Figure content listings:
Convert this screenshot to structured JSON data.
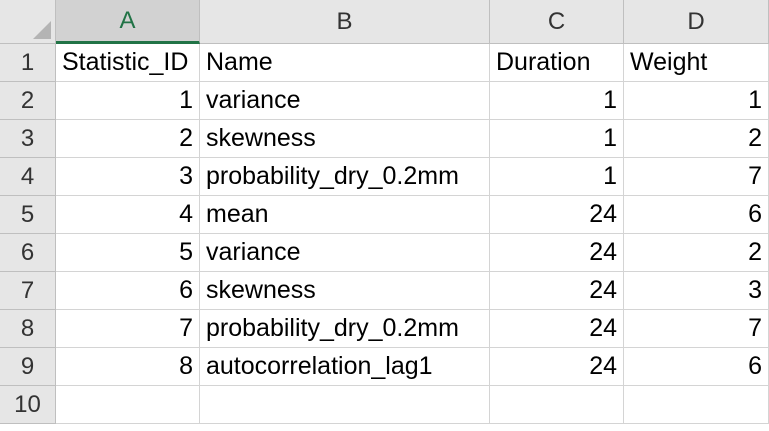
{
  "columns": [
    "A",
    "B",
    "C",
    "D"
  ],
  "rows": [
    "1",
    "2",
    "3",
    "4",
    "5",
    "6",
    "7",
    "8",
    "9",
    "10"
  ],
  "header": {
    "statistic_id": "Statistic_ID",
    "name": "Name",
    "duration": "Duration",
    "weight": "Weight"
  },
  "data": [
    {
      "id": "1",
      "name": "variance",
      "duration": "1",
      "weight": "1"
    },
    {
      "id": "2",
      "name": "skewness",
      "duration": "1",
      "weight": "2"
    },
    {
      "id": "3",
      "name": "probability_dry_0.2mm",
      "duration": "1",
      "weight": "7"
    },
    {
      "id": "4",
      "name": "mean",
      "duration": "24",
      "weight": "6"
    },
    {
      "id": "5",
      "name": "variance",
      "duration": "24",
      "weight": "2"
    },
    {
      "id": "6",
      "name": "skewness",
      "duration": "24",
      "weight": "3"
    },
    {
      "id": "7",
      "name": "probability_dry_0.2mm",
      "duration": "24",
      "weight": "7"
    },
    {
      "id": "8",
      "name": "autocorrelation_lag1",
      "duration": "24",
      "weight": "6"
    }
  ],
  "colors": {
    "selected_accent": "#217346",
    "header_bg": "#e6e6e6",
    "gridline": "#d4d4d4"
  }
}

What the exercise asks: Pick out all lines containing the string "data".

Response to the task:
Convert this screenshot to structured JSON data.
  "data": [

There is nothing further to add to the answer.